Pick up the blog post on disproportionate coverage of Geneva Convention violations after its last sentence and write what comes next.
--- Provided passage Enclosed Below ---
Disproportionate Coverage of Geneva Violations

The Belmont Club suggests a differentation in treatment of freedom fighters:

No of course not. As currently interpreted the Geneva Conventions only apply to individuals bent on destroying America. Individuals who blow up elementary schools, kidnap children, attack churches and mosques, kill invalids in wheelchairs, plan attacks on skyscrapers in New York, behead journalists, detonate car bombs with children to camouflage their crime, or board jetliners with explosive shoes — all while wearing mufti or even women’s clothing — these are all considered “freedom fighters” of the most principled kind. They and they alone enjoy the protections of the Geneva Convention. As to Americans like Tucker and Menchaca or Israeli Gilad Shalit — or these fifteen British sailors for that matter, it is a case of “what Geneva Convention?” We don’t need no steenkin’ Geneva Convention to try these guys as spies. That’s the way the Human Rights racket works. Don’t go looking for any Geneva Convention in Somalia, Darfur, Basilan or Iran. Try Guantanamo Bay.
--- End of Enclosed Provided passage ---
--- Listed records Enclosed Below ---
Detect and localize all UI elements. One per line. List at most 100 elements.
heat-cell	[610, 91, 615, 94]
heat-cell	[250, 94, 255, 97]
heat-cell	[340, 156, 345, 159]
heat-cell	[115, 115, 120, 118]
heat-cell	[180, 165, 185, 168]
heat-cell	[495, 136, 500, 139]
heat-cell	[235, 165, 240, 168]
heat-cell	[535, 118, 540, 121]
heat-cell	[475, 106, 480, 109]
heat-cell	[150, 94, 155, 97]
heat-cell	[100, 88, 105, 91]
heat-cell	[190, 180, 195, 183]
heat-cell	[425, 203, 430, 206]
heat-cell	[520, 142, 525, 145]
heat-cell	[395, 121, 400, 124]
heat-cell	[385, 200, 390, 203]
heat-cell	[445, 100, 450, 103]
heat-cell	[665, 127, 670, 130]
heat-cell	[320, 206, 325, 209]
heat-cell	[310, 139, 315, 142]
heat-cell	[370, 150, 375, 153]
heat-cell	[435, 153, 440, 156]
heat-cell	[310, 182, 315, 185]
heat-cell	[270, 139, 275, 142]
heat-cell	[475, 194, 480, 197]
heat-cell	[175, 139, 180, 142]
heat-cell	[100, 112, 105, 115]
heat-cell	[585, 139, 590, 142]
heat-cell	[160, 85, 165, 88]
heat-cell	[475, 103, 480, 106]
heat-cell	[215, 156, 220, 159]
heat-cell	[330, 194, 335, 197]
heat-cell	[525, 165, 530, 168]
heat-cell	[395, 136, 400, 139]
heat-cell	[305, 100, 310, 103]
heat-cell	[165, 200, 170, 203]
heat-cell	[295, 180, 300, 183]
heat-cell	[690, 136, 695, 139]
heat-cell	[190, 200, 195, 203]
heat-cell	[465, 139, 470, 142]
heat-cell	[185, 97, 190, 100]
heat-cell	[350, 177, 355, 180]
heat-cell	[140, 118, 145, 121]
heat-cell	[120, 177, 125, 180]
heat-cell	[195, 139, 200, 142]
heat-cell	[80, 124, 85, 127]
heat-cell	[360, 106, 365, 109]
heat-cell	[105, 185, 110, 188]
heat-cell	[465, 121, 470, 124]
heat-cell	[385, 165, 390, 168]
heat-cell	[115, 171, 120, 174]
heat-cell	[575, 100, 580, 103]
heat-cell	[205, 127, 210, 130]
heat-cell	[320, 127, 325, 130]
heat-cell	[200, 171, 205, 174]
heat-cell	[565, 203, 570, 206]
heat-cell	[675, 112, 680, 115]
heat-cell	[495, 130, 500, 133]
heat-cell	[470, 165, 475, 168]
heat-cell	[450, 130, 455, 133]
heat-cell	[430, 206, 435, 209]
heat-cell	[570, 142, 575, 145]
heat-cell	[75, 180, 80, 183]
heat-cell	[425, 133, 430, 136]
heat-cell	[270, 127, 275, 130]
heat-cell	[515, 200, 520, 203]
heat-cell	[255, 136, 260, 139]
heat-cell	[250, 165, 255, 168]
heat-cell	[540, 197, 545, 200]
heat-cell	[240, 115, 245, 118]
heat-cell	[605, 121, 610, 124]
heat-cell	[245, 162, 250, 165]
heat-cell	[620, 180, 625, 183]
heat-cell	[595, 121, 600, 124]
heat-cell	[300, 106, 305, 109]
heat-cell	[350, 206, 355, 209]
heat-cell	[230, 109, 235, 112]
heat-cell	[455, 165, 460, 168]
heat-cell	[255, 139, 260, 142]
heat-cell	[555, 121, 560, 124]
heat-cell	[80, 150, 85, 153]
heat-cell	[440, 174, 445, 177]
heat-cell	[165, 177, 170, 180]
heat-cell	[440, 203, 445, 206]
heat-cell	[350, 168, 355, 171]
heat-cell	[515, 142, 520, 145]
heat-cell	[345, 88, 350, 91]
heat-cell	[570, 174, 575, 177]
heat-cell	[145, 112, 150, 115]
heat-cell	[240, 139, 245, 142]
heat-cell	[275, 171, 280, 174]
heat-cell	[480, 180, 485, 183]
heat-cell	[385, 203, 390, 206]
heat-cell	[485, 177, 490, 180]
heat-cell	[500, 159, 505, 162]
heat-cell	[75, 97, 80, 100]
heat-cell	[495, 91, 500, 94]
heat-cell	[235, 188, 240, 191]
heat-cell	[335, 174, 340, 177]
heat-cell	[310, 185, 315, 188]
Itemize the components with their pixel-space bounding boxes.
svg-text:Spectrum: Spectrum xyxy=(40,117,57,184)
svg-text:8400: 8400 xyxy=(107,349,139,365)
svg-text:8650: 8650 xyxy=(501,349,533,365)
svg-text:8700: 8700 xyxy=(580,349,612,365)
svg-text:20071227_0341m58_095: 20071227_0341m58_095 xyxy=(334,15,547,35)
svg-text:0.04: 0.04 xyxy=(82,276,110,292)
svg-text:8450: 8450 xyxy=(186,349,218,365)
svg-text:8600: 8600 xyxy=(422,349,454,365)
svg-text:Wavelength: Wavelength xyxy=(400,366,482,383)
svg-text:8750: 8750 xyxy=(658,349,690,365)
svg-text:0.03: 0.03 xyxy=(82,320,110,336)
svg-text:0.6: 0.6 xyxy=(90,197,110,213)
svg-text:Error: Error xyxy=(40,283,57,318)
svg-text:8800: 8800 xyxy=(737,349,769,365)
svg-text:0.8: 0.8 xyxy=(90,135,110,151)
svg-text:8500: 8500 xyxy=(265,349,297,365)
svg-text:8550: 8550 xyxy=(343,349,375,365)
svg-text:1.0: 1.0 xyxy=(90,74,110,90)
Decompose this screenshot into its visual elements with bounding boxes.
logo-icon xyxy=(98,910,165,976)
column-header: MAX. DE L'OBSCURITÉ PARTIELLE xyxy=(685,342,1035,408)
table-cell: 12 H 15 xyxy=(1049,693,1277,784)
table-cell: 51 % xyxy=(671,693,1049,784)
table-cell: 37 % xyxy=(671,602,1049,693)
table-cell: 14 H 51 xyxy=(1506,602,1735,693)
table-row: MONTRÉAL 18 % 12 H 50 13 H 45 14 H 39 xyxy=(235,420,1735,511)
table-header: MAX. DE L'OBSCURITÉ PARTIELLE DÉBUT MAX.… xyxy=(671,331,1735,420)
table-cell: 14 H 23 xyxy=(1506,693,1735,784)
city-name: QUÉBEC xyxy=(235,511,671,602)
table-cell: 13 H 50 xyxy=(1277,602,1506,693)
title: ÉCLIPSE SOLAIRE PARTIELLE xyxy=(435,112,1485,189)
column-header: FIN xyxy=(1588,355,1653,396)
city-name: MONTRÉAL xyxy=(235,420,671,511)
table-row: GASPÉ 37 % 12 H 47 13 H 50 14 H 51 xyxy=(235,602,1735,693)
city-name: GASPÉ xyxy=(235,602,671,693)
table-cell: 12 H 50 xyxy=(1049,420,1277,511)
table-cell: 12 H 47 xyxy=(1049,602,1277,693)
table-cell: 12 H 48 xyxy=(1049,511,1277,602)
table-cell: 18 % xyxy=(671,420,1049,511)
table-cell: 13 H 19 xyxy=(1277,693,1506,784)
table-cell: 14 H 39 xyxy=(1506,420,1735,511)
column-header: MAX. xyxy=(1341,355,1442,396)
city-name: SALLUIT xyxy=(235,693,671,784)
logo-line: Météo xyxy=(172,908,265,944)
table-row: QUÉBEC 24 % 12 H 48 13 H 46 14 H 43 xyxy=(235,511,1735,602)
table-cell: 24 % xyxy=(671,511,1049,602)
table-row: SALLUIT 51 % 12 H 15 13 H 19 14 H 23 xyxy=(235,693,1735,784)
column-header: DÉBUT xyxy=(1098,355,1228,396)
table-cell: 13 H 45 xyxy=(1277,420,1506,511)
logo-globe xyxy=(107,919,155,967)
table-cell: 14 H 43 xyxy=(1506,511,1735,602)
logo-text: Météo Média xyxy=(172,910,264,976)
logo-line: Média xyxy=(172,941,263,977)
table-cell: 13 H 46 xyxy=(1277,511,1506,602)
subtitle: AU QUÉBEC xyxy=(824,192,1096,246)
--- End of Enclosed Listed records ---
• Exercise output
Personally, I liked the part where the author reminds us that terrorist comfortable with using children to hide their bombs and then blowing the children up when detonating the bomb enjoy more international outrage and press coverage when arguably their supposed Geneva convention rights are violated. Meanwhile, actual soldiers who most likely find the blatant use and killing of children abhorrent, in fact are denied their Geneva Convention rights and not a peep can be heard from either the MSM or the international community. One might say there is a ‘disproportionate’ response to coverage of actual Geneva Convention violations.

2 Responses to “Disproportionate Coverage of Geneva Violations”

  1. Darwin Says:

    Yeah, it’s bigger news when the US breaks the Geneva Conventions than when Iran does it. Here’s some diproportionate coverage: huge coverage of Iran becoming/being a nuclear state, with no coverage at all of the fact that the US has way way more atomic bombs than Iran does. That’s pretty biased.

  2. steve Says:

    Again, I will state for the 67 millionth time: its arguable, that is A R G U A B L E, that the US is breaking Geneva convention. That Iran is breaking Geneva Convention is not A R G U A B L E. Therefore, the argument that excessive coverage of Gitmo is a function of the US breaking Geneva convention fails. That argument F A I L S. By the way, when you counter this argument by assuming the US has broken Geneva convention, that argument will F A I L for the same reason.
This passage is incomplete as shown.